## Directions
(A) Echo everything in the bike rack thread from "If someone rearends" down to "the monetary punishment.".
(B) List every distinct username that heads a post with a join date in the bike rack thread below.

## Provided passage

--*--

That used to be true, before the advent of modern hitch racks.


----------



## A1an (Jun 3, 2007)

bbgobie said:


> This makes no sense to me.
> 
> Would you rather claim something thats your fault, or someone elses fault?
> 
> ...


If someone rearends you...you must understand you are going to be paid the value of the bike less depreciation. So, for example, if that FSC XC in your signature is a 2007 model you aren't going to get enough money to buy a 2009. Plus there are always other factors such as the person behind you being underinsured or having no insurance which may delay, significanly reduce, or completely eliminate any chance of getting some money for the thousands of dollars hanging off the rear of your car.

I'd rather completely eliminate this risk by transporting my bikes on top of my vehicle. If I am stupid enough to drive my car into a garage with the bikes on top then I deserve the monetary punishment.


----------



## Jerk_Chicken (Oct 13, 2005)

You're talking about underinsured or uninsured paying for the bikes. I'd be more worried about them paying for the car at that point.


----------



## longman (May 9, 2007)

Jayem said:


> That used to be true, before the advent of modern hitch racks.


such as? Modern hitch racks are pretty similar to older hitch racks, just nicer features, they don't sit any further away from the car and any that swing to the side or tilt down(with the bikes on) will hold the bike by the frame and are crap at carrying full suspension mtbs. The tilt down tray style such as the T2 still usually need at least one bike removing to get the hatch open.


----------



## curious george (Dec 12, 2006)

longman said:


> Modern hitch racks are pretty similar to older hitch racks, just nicer features


No.



longman said:


> The tilt down tray style such as the T2 still usually need at least one bike removing to get the hatch open.


No.


----------



## longman (May 9, 2007)

curious george said:


> No.
> 
> No.


care to elaborate?


----------



## curious george (Dec 12, 2006)

longman said:


> care to elaborate?


#1. Modern hitch racks are not pretty similar to older hitch racks. Older hitch racks clamped on the frame and/or the frame hung on crossbars. Modern hitch racks from numerous companies do not clamp the frame and only clamp onto the wheels.

--*--

## Data rows
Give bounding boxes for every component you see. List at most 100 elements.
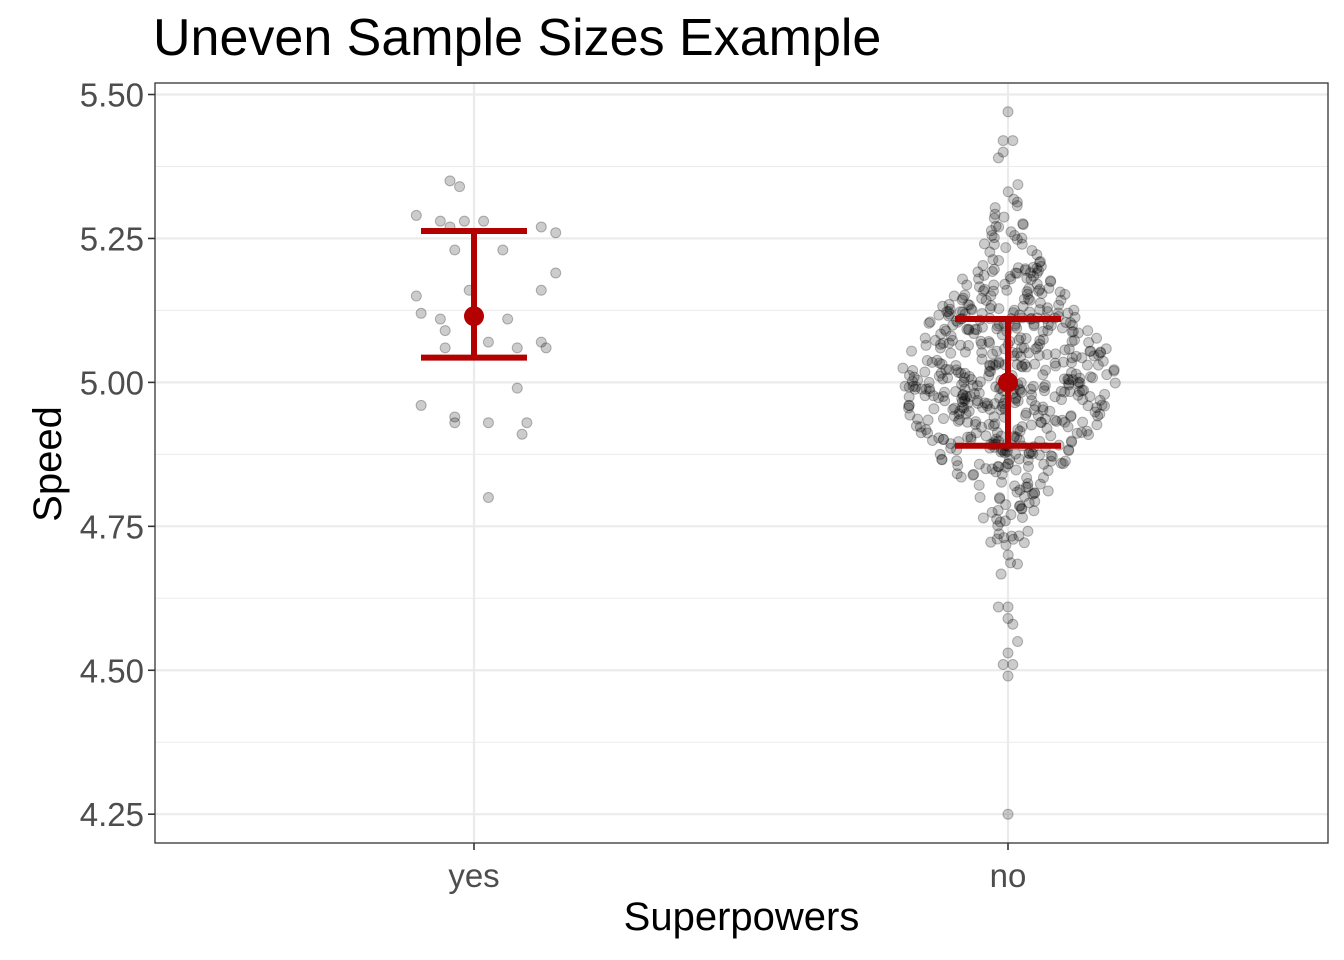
data-point — [1092, 410, 1104, 422]
data-point — [956, 393, 968, 405]
data-point — [1057, 458, 1069, 470]
data-point — [947, 319, 959, 331]
data-point — [943, 310, 955, 322]
data-point — [1031, 267, 1043, 279]
data-point — [954, 414, 966, 426]
data-point — [1078, 384, 1090, 396]
data-point — [940, 325, 952, 337]
data-point — [1005, 273, 1017, 285]
data-point — [1037, 369, 1049, 381]
data-point — [1002, 670, 1014, 682]
data-point — [933, 309, 945, 321]
data-point — [992, 520, 1004, 532]
data-point — [987, 285, 999, 297]
data-point — [985, 536, 997, 548]
data-point — [1042, 465, 1054, 477]
data-point — [1024, 306, 1036, 318]
data-point — [1097, 355, 1109, 367]
data-point — [988, 232, 1000, 244]
data-point — [963, 405, 975, 417]
data-point — [977, 285, 989, 297]
data-point — [981, 400, 993, 412]
data-point — [937, 337, 949, 349]
data-point — [1068, 334, 1080, 346]
data-point — [1025, 267, 1037, 279]
data-point — [1059, 386, 1071, 398]
y-tick-label: 5.50 — [80, 77, 144, 114]
data-point — [955, 471, 967, 483]
data-point — [1023, 347, 1035, 359]
data-point — [996, 468, 1008, 480]
data-point — [937, 434, 949, 446]
data-point — [984, 403, 996, 415]
data-point — [989, 208, 1001, 220]
data-point — [961, 279, 973, 291]
data-point — [956, 401, 968, 413]
data-point — [1091, 419, 1103, 431]
data-point — [1017, 300, 1029, 312]
data-point — [958, 402, 970, 414]
data-point — [990, 466, 1002, 478]
data-point — [1003, 458, 1015, 470]
y-tick-label: 4.50 — [80, 652, 144, 689]
data-point — [989, 398, 1001, 410]
data-point — [1002, 612, 1014, 624]
data-point — [1019, 263, 1031, 275]
data-point — [968, 468, 980, 480]
data-point — [1092, 359, 1104, 371]
data-point — [994, 392, 1006, 404]
data-point — [1058, 373, 1070, 385]
data-point — [927, 390, 939, 402]
data-point — [984, 337, 996, 349]
data-point — [1008, 304, 1020, 316]
data-point — [550, 227, 562, 239]
data-point — [1071, 427, 1083, 439]
data-point — [986, 265, 998, 277]
data-point — [933, 432, 945, 444]
data-point — [954, 405, 966, 417]
data-point — [964, 390, 976, 402]
data-point — [1015, 350, 1027, 362]
data-point — [934, 448, 946, 460]
data-point — [1011, 558, 1023, 570]
data-point — [944, 303, 956, 315]
data-point — [1019, 490, 1031, 502]
data-point — [912, 413, 924, 425]
data-point — [943, 337, 955, 349]
data-point — [983, 418, 995, 430]
data-point — [971, 324, 983, 336]
data-point — [921, 355, 933, 367]
data-point — [1002, 601, 1014, 613]
data-point — [991, 323, 1003, 335]
data-point — [1076, 426, 1088, 438]
data-point — [1000, 461, 1012, 473]
data-point — [984, 359, 996, 371]
data-point — [1020, 409, 1032, 421]
data-point — [434, 313, 446, 325]
data-point — [1039, 413, 1051, 425]
data-point — [1002, 647, 1014, 659]
data-point — [1029, 358, 1041, 370]
data-point — [1002, 186, 1014, 198]
data-point — [926, 434, 938, 446]
data-point — [949, 402, 961, 414]
data-point — [996, 476, 1008, 488]
data-point — [973, 479, 985, 491]
data-point — [973, 387, 985, 399]
data-point — [1041, 348, 1053, 360]
data-point — [1063, 379, 1075, 391]
data-point — [959, 289, 971, 301]
data-point — [1063, 343, 1075, 355]
data-point — [924, 316, 936, 328]
data-point — [1006, 530, 1018, 542]
data-point — [972, 397, 984, 409]
data-point — [1005, 557, 1017, 569]
data-point — [1059, 416, 1071, 428]
data-point — [919, 332, 931, 344]
data-point — [977, 512, 989, 524]
data-point — [943, 298, 955, 310]
data-point — [1022, 288, 1034, 300]
data-point — [963, 323, 975, 335]
data-point — [985, 300, 997, 312]
data-point — [1002, 808, 1014, 820]
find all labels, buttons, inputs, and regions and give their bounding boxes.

--*--

## Outputs for the tasks
(A)
If someone rearends you...you must understand you are going to be paid the value of the bike less depreciation. So, for example, if that FSC XC in your signature is a 2007 model you aren't going to get enough money to buy a 2009. Plus there are always other factors such as the person behind you being underinsured or having no insurance which may delay, significanly reduce, or completely eliminate any chance of getting some money for the thousands of dollars hanging off the rear of your car.

I'd rather completely eliminate this risk by transporting my bikes on top of my vehicle. If I am stupid enough to drive my car into a garage with the bikes on top then I deserve the monetary punishment.

(B) A1an, Jerk_Chicken, longman, curious george